# Given problem
Without the pictures, return all of the material exactly as written.

----------------

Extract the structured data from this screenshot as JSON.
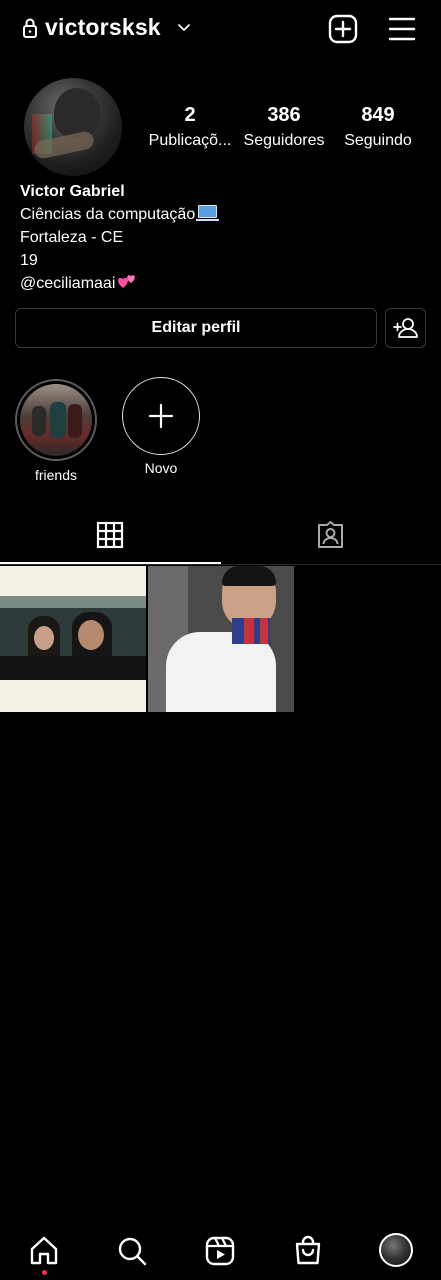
{
  "header": {
    "username": "victorsksk"
  },
  "profile": {
    "stats": [
      {
        "value": "2",
        "label": "Publicaçõ..."
      },
      {
        "value": "386",
        "label": "Seguidores"
      },
      {
        "value": "849",
        "label": "Seguindo"
      }
    ],
    "name": "Victor Gabriel",
    "bio_line1": "Ciências da computação",
    "bio_line2": "Fortaleza - CE",
    "bio_line3": "19",
    "bio_line4": "@ceciliamaai",
    "edit_button": "Editar perfil"
  },
  "highlights": [
    {
      "label": "friends"
    },
    {
      "label": "Novo"
    }
  ],
  "icons": {
    "lock": "lock-icon",
    "add_post": "plus-square-icon",
    "menu": "hamburger-menu-icon",
    "grid_tab": "grid-icon",
    "tagged_tab": "tagged-person-icon",
    "add_user": "add-user-icon",
    "nav": [
      "home-icon",
      "search-icon",
      "reels-icon",
      "shop-icon",
      "profile-avatar"
    ]
  },
  "colors": {
    "background": "#000000",
    "text": "#ffffff",
    "notification_dot": "#ff3040"
  }
}
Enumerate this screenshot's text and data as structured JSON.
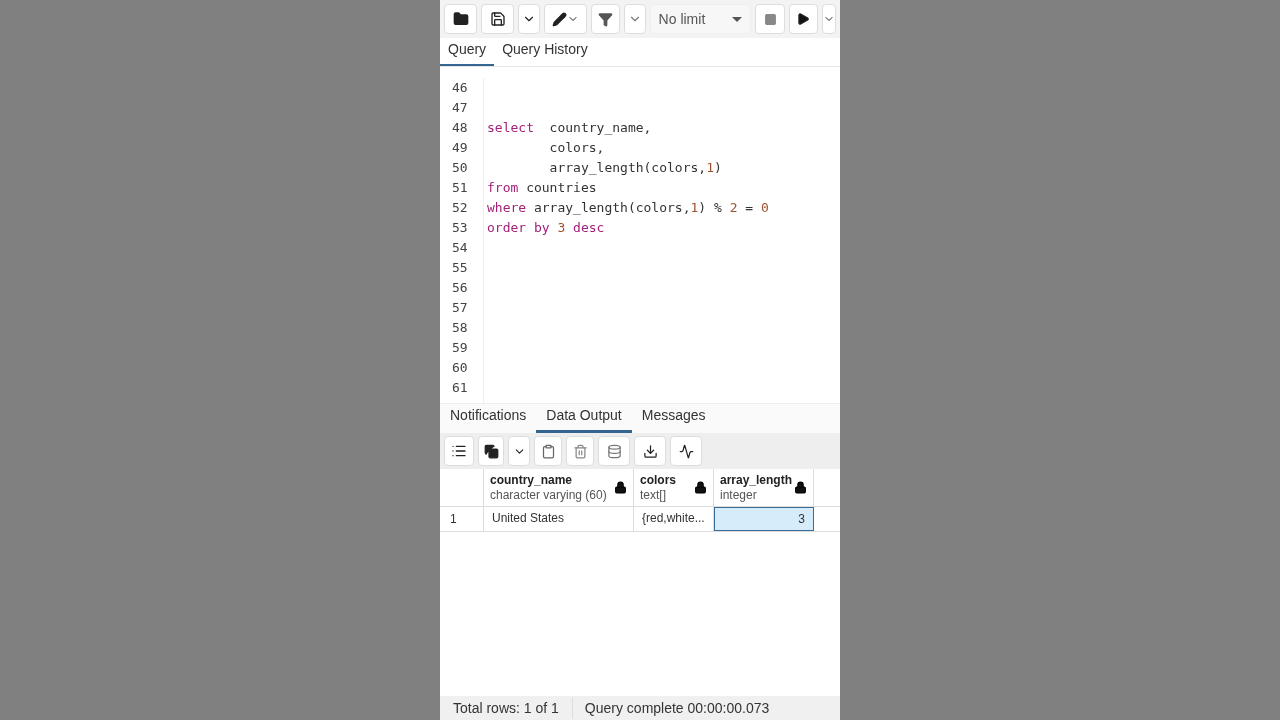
{
  "toolbar": {
    "limit": "No limit"
  },
  "editor_tabs": [
    {
      "label": "Query",
      "selected": true
    },
    {
      "label": "Query History",
      "selected": false
    }
  ],
  "editor_lines": [
    {
      "number": "46"
    },
    {
      "number": "47"
    },
    {
      "number": "48",
      "tokens": [
        {
          "kind": "keyword",
          "text": "select"
        },
        {
          "kind": "plain",
          "text": "  country_name,"
        }
      ]
    },
    {
      "number": "49",
      "tokens": [
        {
          "kind": "plain",
          "text": "        colors,"
        }
      ]
    },
    {
      "number": "50",
      "tokens": [
        {
          "kind": "plain",
          "text": "        array_length(colors,"
        },
        {
          "kind": "number",
          "text": "1"
        },
        {
          "kind": "plain",
          "text": ")"
        }
      ]
    },
    {
      "number": "51",
      "tokens": [
        {
          "kind": "keyword",
          "text": "from"
        },
        {
          "kind": "plain",
          "text": " countries"
        }
      ]
    },
    {
      "number": "52",
      "tokens": [
        {
          "kind": "keyword",
          "text": "where"
        },
        {
          "kind": "plain",
          "text": " array_length(colors,"
        },
        {
          "kind": "number",
          "text": "1"
        },
        {
          "kind": "plain",
          "text": ") % "
        },
        {
          "kind": "number",
          "text": "2"
        },
        {
          "kind": "plain",
          "text": " = "
        },
        {
          "kind": "number",
          "text": "0"
        }
      ]
    },
    {
      "number": "53",
      "tokens": [
        {
          "kind": "keyword",
          "text": "order by"
        },
        {
          "kind": "number",
          "text": " 3"
        },
        {
          "kind": "keyword",
          "text": " desc"
        }
      ]
    },
    {
      "number": "54"
    },
    {
      "number": "55"
    },
    {
      "number": "56"
    },
    {
      "number": "57"
    },
    {
      "number": "58"
    },
    {
      "number": "59"
    },
    {
      "number": "60"
    },
    {
      "number": "61"
    }
  ],
  "output_tabs": [
    {
      "label": "Notifications",
      "selected": false
    },
    {
      "label": "Data Output",
      "selected": true
    },
    {
      "label": "Messages",
      "selected": false
    }
  ],
  "table": {
    "columns": [
      {
        "name": "country_name",
        "type": "character varying (60)"
      },
      {
        "name": "colors",
        "type": "text[]"
      },
      {
        "name": "array_length",
        "type": "integer"
      }
    ],
    "rows": [
      {
        "number": "1",
        "cells": [
          {
            "text": "United States",
            "kind": "text",
            "selected": false
          },
          {
            "text": "{red,white...",
            "kind": "text",
            "selected": false
          },
          {
            "text": "3",
            "kind": "number",
            "selected": true
          }
        ]
      }
    ]
  },
  "status_bar": {
    "rows": "Total rows: 1 of 1",
    "query": "Query complete 00:00:00.073"
  }
}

----------------

# The output
Extract the structured data from this screenshot as JSON.
{
  "header": {
    "username": "victorsksk"
  },
  "profile": {
    "stats": [
      {
        "value": "2",
        "label": "Publicaçõ..."
      },
      {
        "value": "386",
        "label": "Seguidores"
      },
      {
        "value": "849",
        "label": "Seguindo"
      }
    ],
    "name": "Victor Gabriel",
    "bio_line1": "Ciências da computação",
    "bio_line2": "Fortaleza - CE",
    "bio_line3": "19",
    "bio_line4": "@ceciliamaai",
    "edit_button": "Editar perfil"
  },
  "highlights": [
    {
      "label": "friends"
    },
    {
      "label": "Novo"
    }
  ],
  "icons": {
    "lock": "lock-icon",
    "add_post": "plus-square-icon",
    "menu": "hamburger-menu-icon",
    "grid_tab": "grid-icon",
    "tagged_tab": "tagged-person-icon",
    "add_user": "add-user-icon",
    "nav": [
      "home-icon",
      "search-icon",
      "reels-icon",
      "shop-icon",
      "profile-avatar"
    ]
  },
  "colors": {
    "background": "#000000",
    "text": "#ffffff",
    "notification_dot": "#ff3040"
  }
}
Enumerate this screenshot's text and data as structured JSON.
{
  "toolbar": {
    "limit": "No limit"
  },
  "editor_tabs": [
    {
      "label": "Query",
      "selected": true
    },
    {
      "label": "Query History",
      "selected": false
    }
  ],
  "editor_lines": [
    {
      "number": "46"
    },
    {
      "number": "47"
    },
    {
      "number": "48",
      "tokens": [
        {
          "kind": "keyword",
          "text": "select"
        },
        {
          "kind": "plain",
          "text": "  country_name,"
        }
      ]
    },
    {
      "number": "49",
      "tokens": [
        {
          "kind": "plain",
          "text": "        colors,"
        }
      ]
    },
    {
      "number": "50",
      "tokens": [
        {
          "kind": "plain",
          "text": "        array_length(colors,"
        },
        {
          "kind": "number",
          "text": "1"
        },
        {
          "kind": "plain",
          "text": ")"
        }
      ]
    },
    {
      "number": "51",
      "tokens": [
        {
          "kind": "keyword",
          "text": "from"
        },
        {
          "kind": "plain",
          "text": " countries"
        }
      ]
    },
    {
      "number": "52",
      "tokens": [
        {
          "kind": "keyword",
          "text": "where"
        },
        {
          "kind": "plain",
          "text": " array_length(colors,"
        },
        {
          "kind": "number",
          "text": "1"
        },
        {
          "kind": "plain",
          "text": ") % "
        },
        {
          "kind": "number",
          "text": "2"
        },
        {
          "kind": "plain",
          "text": " = "
        },
        {
          "kind": "number",
          "text": "0"
        }
      ]
    },
    {
      "number": "53",
      "tokens": [
        {
          "kind": "keyword",
          "text": "order by"
        },
        {
          "kind": "number",
          "text": " 3"
        },
        {
          "kind": "keyword",
          "text": " desc"
        }
      ]
    },
    {
      "number": "54"
    },
    {
      "number": "55"
    },
    {
      "number": "56"
    },
    {
      "number": "57"
    },
    {
      "number": "58"
    },
    {
      "number": "59"
    },
    {
      "number": "60"
    },
    {
      "number": "61"
    }
  ],
  "output_tabs": [
    {
      "label": "Notifications",
      "selected": false
    },
    {
      "label": "Data Output",
      "selected": true
    },
    {
      "label": "Messages",
      "selected": false
    }
  ],
  "table": {
    "columns": [
      {
        "name": "country_name",
        "type": "character varying (60)"
      },
      {
        "name": "colors",
        "type": "text[]"
      },
      {
        "name": "array_length",
        "type": "integer"
      }
    ],
    "rows": [
      {
        "number": "1",
        "cells": [
          {
            "text": "United States",
            "kind": "text",
            "selected": false
          },
          {
            "text": "{red,white...",
            "kind": "text",
            "selected": false
          },
          {
            "text": "3",
            "kind": "number",
            "selected": true
          }
        ]
      }
    ]
  },
  "status_bar": {
    "rows": "Total rows: 1 of 1",
    "query": "Query complete 00:00:00.073"
  }
}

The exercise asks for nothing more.